● **WHAT YOU SHOULD DO**: Extract the whole listing as it stands. Do not include the pictures.

● **STORED DATA**:
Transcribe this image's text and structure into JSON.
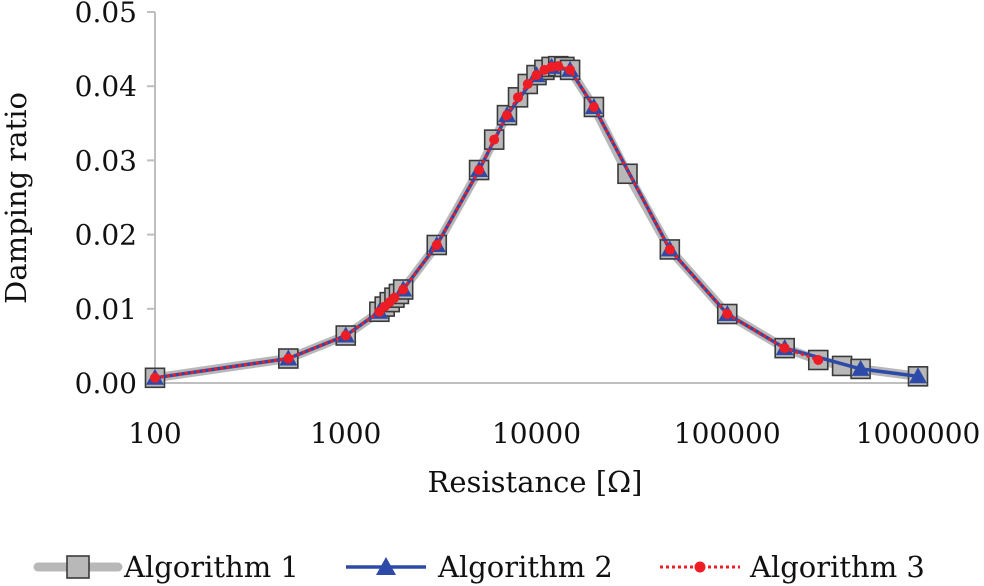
{
  "chart_data": {
    "type": "line",
    "x_scale": "log",
    "xlabel": "Resistance [Ω]",
    "ylabel": "Damping ratio",
    "xlim": [
      100,
      1000000
    ],
    "ylim": [
      0,
      0.05
    ],
    "x_ticks": [
      "100",
      "1000",
      "10000",
      "100000",
      "1000000"
    ],
    "y_ticks": [
      "0.00",
      "0.01",
      "0.02",
      "0.03",
      "0.04",
      "0.05"
    ],
    "y_tick_values": [
      0,
      0.01,
      0.02,
      0.03,
      0.04,
      0.05
    ],
    "x_tick_values": [
      100,
      1000,
      10000,
      100000,
      1000000
    ],
    "legend_position": "bottom",
    "series": [
      {
        "name": "Algorithm 1",
        "color": "#b8b8b8",
        "marker": "square",
        "x": [
          100,
          500,
          1000,
          1500,
          1600,
          1700,
          1800,
          1900,
          2000,
          3000,
          5000,
          6000,
          7000,
          8000,
          9000,
          10000,
          11000,
          12000,
          13000,
          14000,
          15000,
          20000,
          30000,
          50000,
          100000,
          200000,
          300000,
          400000,
          500000,
          1000000
        ],
        "values": [
          0.0007,
          0.0033,
          0.0064,
          0.0096,
          0.0103,
          0.0109,
          0.0115,
          0.012,
          0.0126,
          0.0186,
          0.0287,
          0.0328,
          0.0361,
          0.0385,
          0.0403,
          0.0415,
          0.0422,
          0.0426,
          0.0427,
          0.0426,
          0.0422,
          0.0372,
          0.0282,
          0.018,
          0.0093,
          0.0047,
          0.0031,
          0.0023,
          0.0019,
          0.0009
        ]
      },
      {
        "name": "Algorithm 2",
        "color": "#2e4aa8",
        "marker": "triangle",
        "x": [
          100,
          500,
          1000,
          1500,
          2000,
          3000,
          5000,
          7000,
          10000,
          12000,
          15000,
          20000,
          50000,
          100000,
          200000,
          500000,
          1000000
        ],
        "values": [
          0.0007,
          0.0033,
          0.0064,
          0.0096,
          0.0126,
          0.0186,
          0.0287,
          0.0361,
          0.0415,
          0.0426,
          0.0422,
          0.0372,
          0.018,
          0.0093,
          0.0047,
          0.0019,
          0.0009
        ]
      },
      {
        "name": "Algorithm 3",
        "color": "#ee1c25",
        "marker": "circle",
        "x": [
          100,
          500,
          1000,
          1500,
          1600,
          1700,
          1800,
          2000,
          3000,
          5000,
          6000,
          7000,
          8000,
          9000,
          10000,
          11000,
          12000,
          13000,
          15000,
          20000,
          50000,
          100000,
          200000,
          300000
        ],
        "values": [
          0.0007,
          0.0033,
          0.0064,
          0.0096,
          0.0103,
          0.0109,
          0.0115,
          0.0126,
          0.0186,
          0.0287,
          0.0328,
          0.0361,
          0.0385,
          0.0403,
          0.0415,
          0.0422,
          0.0426,
          0.0427,
          0.0422,
          0.0372,
          0.018,
          0.0093,
          0.0047,
          0.0031
        ]
      }
    ]
  }
}
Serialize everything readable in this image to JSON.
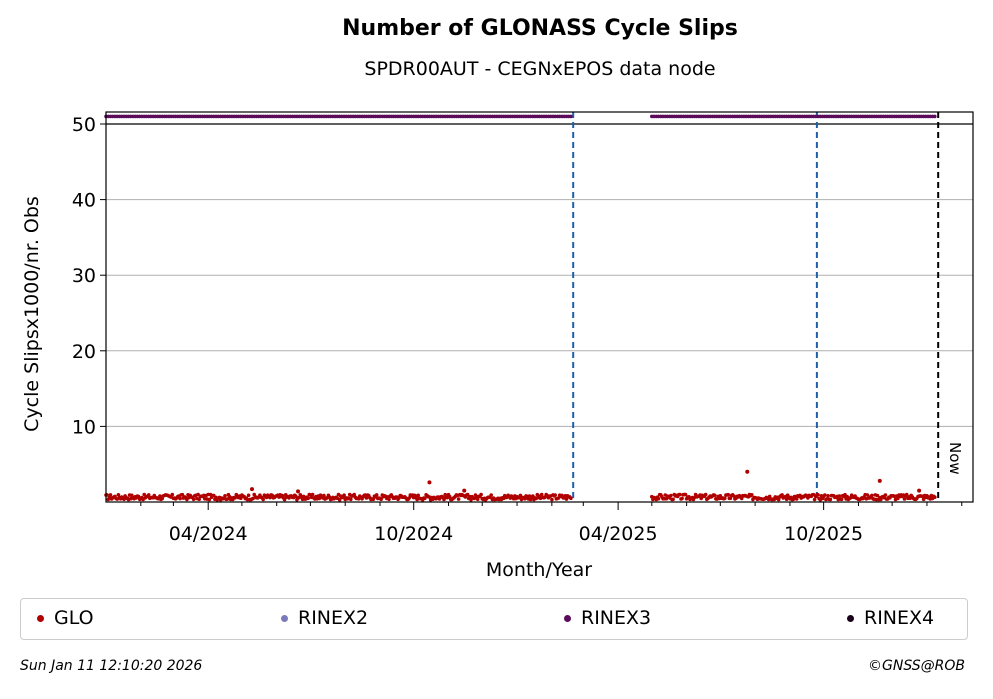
{
  "colors": {
    "glo": "#b00000",
    "rinex2": "#7b7bbb",
    "rinex3": "#5c0a5a",
    "rinex4": "#1a001a",
    "event_line": "#1f5fa8",
    "now_line": "#000000",
    "grid": "#b0b0b0"
  },
  "legend": {
    "items": [
      {
        "label": "GLO",
        "color": "#b00000"
      },
      {
        "label": "RINEX2",
        "color": "#7b7bbb"
      },
      {
        "label": "RINEX3",
        "color": "#5c0a5a"
      },
      {
        "label": "RINEX4",
        "color": "#1a001a"
      }
    ]
  },
  "footer": {
    "timestamp": "Sun Jan 11 12:10:20 2026",
    "credit": "©GNSS@ROB"
  },
  "chart_data": {
    "type": "scatter",
    "title": "Number of GLONASS Cycle Slips",
    "subtitle": "SPDR00AUT - CEGNxEPOS data node",
    "xlabel": "Month/Year",
    "ylabel": "Cycle Slipsx1000/nr. Obs",
    "xlim": [
      "2024-01-01",
      "2026-02-11"
    ],
    "ylim": [
      0,
      50
    ],
    "yticks": [
      10,
      20,
      30,
      40,
      50
    ],
    "xticks": [
      {
        "date": "2024-04-01",
        "label": "04/2024"
      },
      {
        "date": "2024-10-01",
        "label": "10/2024"
      },
      {
        "date": "2025-04-01",
        "label": "04/2025"
      },
      {
        "date": "2025-10-01",
        "label": "10/2025"
      }
    ],
    "minor_xticks": [
      "2024-02-01",
      "2024-03-01",
      "2024-05-01",
      "2024-06-01",
      "2024-07-01",
      "2024-08-01",
      "2024-09-01",
      "2024-11-01",
      "2024-12-01",
      "2025-01-01",
      "2025-02-01",
      "2025-03-01",
      "2025-05-01",
      "2025-06-01",
      "2025-07-01",
      "2025-08-01",
      "2025-09-01",
      "2025-11-01",
      "2025-12-01",
      "2026-01-01",
      "2026-02-01"
    ],
    "grid": "y",
    "event_lines": [
      "2025-02-20",
      "2025-09-25"
    ],
    "now_line": {
      "date": "2026-01-11",
      "label": "Now"
    },
    "series": [
      {
        "name": "GLO",
        "segments": [
          {
            "start": "2024-01-01",
            "end": "2025-02-18",
            "typical_range": [
              0.3,
              1.0
            ]
          },
          {
            "start": "2025-05-01",
            "end": "2026-01-08",
            "typical_range": [
              0.3,
              1.0
            ]
          }
        ],
        "outliers": [
          {
            "x": "2024-05-10",
            "y": 1.7
          },
          {
            "x": "2024-06-20",
            "y": 1.4
          },
          {
            "x": "2024-10-15",
            "y": 2.6
          },
          {
            "x": "2024-11-15",
            "y": 1.5
          },
          {
            "x": "2025-07-25",
            "y": 4.0
          },
          {
            "x": "2025-11-20",
            "y": 2.8
          },
          {
            "x": "2025-12-25",
            "y": 1.5
          }
        ]
      },
      {
        "name": "RINEX3",
        "y": 51,
        "segments": [
          {
            "start": "2024-01-01",
            "end": "2025-02-18"
          },
          {
            "start": "2025-05-01",
            "end": "2026-01-08"
          }
        ]
      }
    ],
    "legend_position": "bottom"
  }
}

● **TASK RESULT**:
Transcribe this image's text and structure into JSON.
{
  "chart_data": {
    "type": "line",
    "x_scale": "log",
    "xlabel": "Resistance [Ω]",
    "ylabel": "Damping ratio",
    "xlim": [
      100,
      1000000
    ],
    "ylim": [
      0,
      0.05
    ],
    "x_ticks": [
      "100",
      "1000",
      "10000",
      "100000",
      "1000000"
    ],
    "y_ticks": [
      "0.00",
      "0.01",
      "0.02",
      "0.03",
      "0.04",
      "0.05"
    ],
    "y_tick_values": [
      0,
      0.01,
      0.02,
      0.03,
      0.04,
      0.05
    ],
    "x_tick_values": [
      100,
      1000,
      10000,
      100000,
      1000000
    ],
    "legend_position": "bottom",
    "series": [
      {
        "name": "Algorithm 1",
        "color": "#b8b8b8",
        "marker": "square",
        "x": [
          100,
          500,
          1000,
          1500,
          1600,
          1700,
          1800,
          1900,
          2000,
          3000,
          5000,
          6000,
          7000,
          8000,
          9000,
          10000,
          11000,
          12000,
          13000,
          14000,
          15000,
          20000,
          30000,
          50000,
          100000,
          200000,
          300000,
          400000,
          500000,
          1000000
        ],
        "values": [
          0.0007,
          0.0033,
          0.0064,
          0.0096,
          0.0103,
          0.0109,
          0.0115,
          0.012,
          0.0126,
          0.0186,
          0.0287,
          0.0328,
          0.0361,
          0.0385,
          0.0403,
          0.0415,
          0.0422,
          0.0426,
          0.0427,
          0.0426,
          0.0422,
          0.0372,
          0.0282,
          0.018,
          0.0093,
          0.0047,
          0.0031,
          0.0023,
          0.0019,
          0.0009
        ]
      },
      {
        "name": "Algorithm 2",
        "color": "#2e4aa8",
        "marker": "triangle",
        "x": [
          100,
          500,
          1000,
          1500,
          2000,
          3000,
          5000,
          7000,
          10000,
          12000,
          15000,
          20000,
          50000,
          100000,
          200000,
          500000,
          1000000
        ],
        "values": [
          0.0007,
          0.0033,
          0.0064,
          0.0096,
          0.0126,
          0.0186,
          0.0287,
          0.0361,
          0.0415,
          0.0426,
          0.0422,
          0.0372,
          0.018,
          0.0093,
          0.0047,
          0.0019,
          0.0009
        ]
      },
      {
        "name": "Algorithm 3",
        "color": "#ee1c25",
        "marker": "circle",
        "x": [
          100,
          500,
          1000,
          1500,
          1600,
          1700,
          1800,
          2000,
          3000,
          5000,
          6000,
          7000,
          8000,
          9000,
          10000,
          11000,
          12000,
          13000,
          15000,
          20000,
          50000,
          100000,
          200000,
          300000
        ],
        "values": [
          0.0007,
          0.0033,
          0.0064,
          0.0096,
          0.0103,
          0.0109,
          0.0115,
          0.0126,
          0.0186,
          0.0287,
          0.0328,
          0.0361,
          0.0385,
          0.0403,
          0.0415,
          0.0422,
          0.0426,
          0.0427,
          0.0422,
          0.0372,
          0.018,
          0.0093,
          0.0047,
          0.0031
        ]
      }
    ]
  }
}
Serialize everything readable in this image to JSON.
{
  "colors": {
    "glo": "#b00000",
    "rinex2": "#7b7bbb",
    "rinex3": "#5c0a5a",
    "rinex4": "#1a001a",
    "event_line": "#1f5fa8",
    "now_line": "#000000",
    "grid": "#b0b0b0"
  },
  "legend": {
    "items": [
      {
        "label": "GLO",
        "color": "#b00000"
      },
      {
        "label": "RINEX2",
        "color": "#7b7bbb"
      },
      {
        "label": "RINEX3",
        "color": "#5c0a5a"
      },
      {
        "label": "RINEX4",
        "color": "#1a001a"
      }
    ]
  },
  "footer": {
    "timestamp": "Sun Jan 11 12:10:20 2026",
    "credit": "©GNSS@ROB"
  },
  "chart_data": {
    "type": "scatter",
    "title": "Number of GLONASS Cycle Slips",
    "subtitle": "SPDR00AUT - CEGNxEPOS data node",
    "xlabel": "Month/Year",
    "ylabel": "Cycle Slipsx1000/nr. Obs",
    "xlim": [
      "2024-01-01",
      "2026-02-11"
    ],
    "ylim": [
      0,
      50
    ],
    "yticks": [
      10,
      20,
      30,
      40,
      50
    ],
    "xticks": [
      {
        "date": "2024-04-01",
        "label": "04/2024"
      },
      {
        "date": "2024-10-01",
        "label": "10/2024"
      },
      {
        "date": "2025-04-01",
        "label": "04/2025"
      },
      {
        "date": "2025-10-01",
        "label": "10/2025"
      }
    ],
    "minor_xticks": [
      "2024-02-01",
      "2024-03-01",
      "2024-05-01",
      "2024-06-01",
      "2024-07-01",
      "2024-08-01",
      "2024-09-01",
      "2024-11-01",
      "2024-12-01",
      "2025-01-01",
      "2025-02-01",
      "2025-03-01",
      "2025-05-01",
      "2025-06-01",
      "2025-07-01",
      "2025-08-01",
      "2025-09-01",
      "2025-11-01",
      "2025-12-01",
      "2026-01-01",
      "2026-02-01"
    ],
    "grid": "y",
    "event_lines": [
      "2025-02-20",
      "2025-09-25"
    ],
    "now_line": {
      "date": "2026-01-11",
      "label": "Now"
    },
    "series": [
      {
        "name": "GLO",
        "segments": [
          {
            "start": "2024-01-01",
            "end": "2025-02-18",
            "typical_range": [
              0.3,
              1.0
            ]
          },
          {
            "start": "2025-05-01",
            "end": "2026-01-08",
            "typical_range": [
              0.3,
              1.0
            ]
          }
        ],
        "outliers": [
          {
            "x": "2024-05-10",
            "y": 1.7
          },
          {
            "x": "2024-06-20",
            "y": 1.4
          },
          {
            "x": "2024-10-15",
            "y": 2.6
          },
          {
            "x": "2024-11-15",
            "y": 1.5
          },
          {
            "x": "2025-07-25",
            "y": 4.0
          },
          {
            "x": "2025-11-20",
            "y": 2.8
          },
          {
            "x": "2025-12-25",
            "y": 1.5
          }
        ]
      },
      {
        "name": "RINEX3",
        "y": 51,
        "segments": [
          {
            "start": "2024-01-01",
            "end": "2025-02-18"
          },
          {
            "start": "2025-05-01",
            "end": "2026-01-08"
          }
        ]
      }
    ],
    "legend_position": "bottom"
  }
}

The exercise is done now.